Return each entry exactly, omitting nothing.

--- AVAILABLE DATA ---

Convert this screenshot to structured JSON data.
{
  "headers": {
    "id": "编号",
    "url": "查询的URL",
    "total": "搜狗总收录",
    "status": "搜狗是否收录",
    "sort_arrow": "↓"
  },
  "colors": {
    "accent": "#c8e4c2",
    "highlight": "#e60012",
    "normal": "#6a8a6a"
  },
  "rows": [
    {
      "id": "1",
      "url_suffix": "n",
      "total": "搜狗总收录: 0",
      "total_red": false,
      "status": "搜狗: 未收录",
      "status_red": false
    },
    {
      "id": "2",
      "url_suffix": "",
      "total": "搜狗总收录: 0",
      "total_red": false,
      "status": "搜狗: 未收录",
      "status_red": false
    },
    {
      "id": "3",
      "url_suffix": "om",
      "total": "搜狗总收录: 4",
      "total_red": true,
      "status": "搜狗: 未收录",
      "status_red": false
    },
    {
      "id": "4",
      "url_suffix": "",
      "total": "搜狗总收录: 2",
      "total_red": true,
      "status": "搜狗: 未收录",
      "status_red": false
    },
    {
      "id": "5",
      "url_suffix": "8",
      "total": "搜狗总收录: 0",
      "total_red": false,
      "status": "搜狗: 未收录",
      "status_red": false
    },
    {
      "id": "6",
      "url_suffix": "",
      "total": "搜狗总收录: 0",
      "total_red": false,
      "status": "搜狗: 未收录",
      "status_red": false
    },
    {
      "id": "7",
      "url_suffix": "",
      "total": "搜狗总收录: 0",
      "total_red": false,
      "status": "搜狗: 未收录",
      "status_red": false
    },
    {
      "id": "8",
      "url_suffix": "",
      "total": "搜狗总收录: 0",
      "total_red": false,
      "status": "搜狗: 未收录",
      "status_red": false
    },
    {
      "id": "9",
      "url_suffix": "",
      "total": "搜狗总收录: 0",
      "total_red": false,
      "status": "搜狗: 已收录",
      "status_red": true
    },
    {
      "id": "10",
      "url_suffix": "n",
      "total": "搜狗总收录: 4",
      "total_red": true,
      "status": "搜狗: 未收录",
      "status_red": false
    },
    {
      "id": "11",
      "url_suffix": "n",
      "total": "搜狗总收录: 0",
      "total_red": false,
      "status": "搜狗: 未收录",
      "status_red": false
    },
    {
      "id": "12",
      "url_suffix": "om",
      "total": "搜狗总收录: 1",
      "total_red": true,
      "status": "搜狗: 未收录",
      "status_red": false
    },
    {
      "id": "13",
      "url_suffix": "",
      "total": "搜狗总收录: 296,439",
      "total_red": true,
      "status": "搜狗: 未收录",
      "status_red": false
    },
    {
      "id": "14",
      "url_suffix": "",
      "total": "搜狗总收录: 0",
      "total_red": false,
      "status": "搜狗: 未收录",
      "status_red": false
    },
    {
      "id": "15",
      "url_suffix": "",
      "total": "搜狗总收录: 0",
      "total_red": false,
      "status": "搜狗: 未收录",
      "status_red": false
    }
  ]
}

---

#### OUTPUT FOR THIS TASK
Convert this screenshot to structured JSON data.
{
  "headers": {
    "id": "编号",
    "url": "查询的URL",
    "total": "搜狗总收录",
    "status": "搜狗是否收录",
    "sort_arrow": "↓"
  },
  "colors": {
    "accent": "#c8e4c2",
    "highlight": "#e60012",
    "normal": "#6a8a6a"
  },
  "rows": [
    {
      "id": "1",
      "url_suffix": "n",
      "total": "搜狗总收录: 0",
      "total_red": false,
      "status": "搜狗: 未收录",
      "status_red": false
    },
    {
      "id": "2",
      "url_suffix": "",
      "total": "搜狗总收录: 0",
      "total_red": false,
      "status": "搜狗: 未收录",
      "status_red": false
    },
    {
      "id": "3",
      "url_suffix": "om",
      "total": "搜狗总收录: 4",
      "total_red": true,
      "status": "搜狗: 未收录",
      "status_red": false
    },
    {
      "id": "4",
      "url_suffix": "",
      "total": "搜狗总收录: 2",
      "total_red": true,
      "status": "搜狗: 未收录",
      "status_red": false
    },
    {
      "id": "5",
      "url_suffix": "8",
      "total": "搜狗总收录: 0",
      "total_red": false,
      "status": "搜狗: 未收录",
      "status_red": false
    },
    {
      "id": "6",
      "url_suffix": "",
      "total": "搜狗总收录: 0",
      "total_red": false,
      "status": "搜狗: 未收录",
      "status_red": false
    },
    {
      "id": "7",
      "url_suffix": "",
      "total": "搜狗总收录: 0",
      "total_red": false,
      "status": "搜狗: 未收录",
      "status_red": false
    },
    {
      "id": "8",
      "url_suffix": "",
      "total": "搜狗总收录: 0",
      "total_red": false,
      "status": "搜狗: 未收录",
      "status_red": false
    },
    {
      "id": "9",
      "url_suffix": "",
      "total": "搜狗总收录: 0",
      "total_red": false,
      "status": "搜狗: 已收录",
      "status_red": true
    },
    {
      "id": "10",
      "url_suffix": "n",
      "total": "搜狗总收录: 4",
      "total_red": true,
      "status": "搜狗: 未收录",
      "status_red": false
    },
    {
      "id": "11",
      "url_suffix": "n",
      "total": "搜狗总收录: 0",
      "total_red": false,
      "status": "搜狗: 未收录",
      "status_red": false
    },
    {
      "id": "12",
      "url_suffix": "om",
      "total": "搜狗总收录: 1",
      "total_red": true,
      "status": "搜狗: 未收录",
      "status_red": false
    },
    {
      "id": "13",
      "url_suffix": "",
      "total": "搜狗总收录: 296,439",
      "total_red": true,
      "status": "搜狗: 未收录",
      "status_red": false
    },
    {
      "id": "14",
      "url_suffix": "",
      "total": "搜狗总收录: 0",
      "total_red": false,
      "status": "搜狗: 未收录",
      "status_red": false
    },
    {
      "id": "15",
      "url_suffix": "",
      "total": "搜狗总收录: 0",
      "total_red": false,
      "status": "搜狗: 未收录",
      "status_red": false
    }
  ]
}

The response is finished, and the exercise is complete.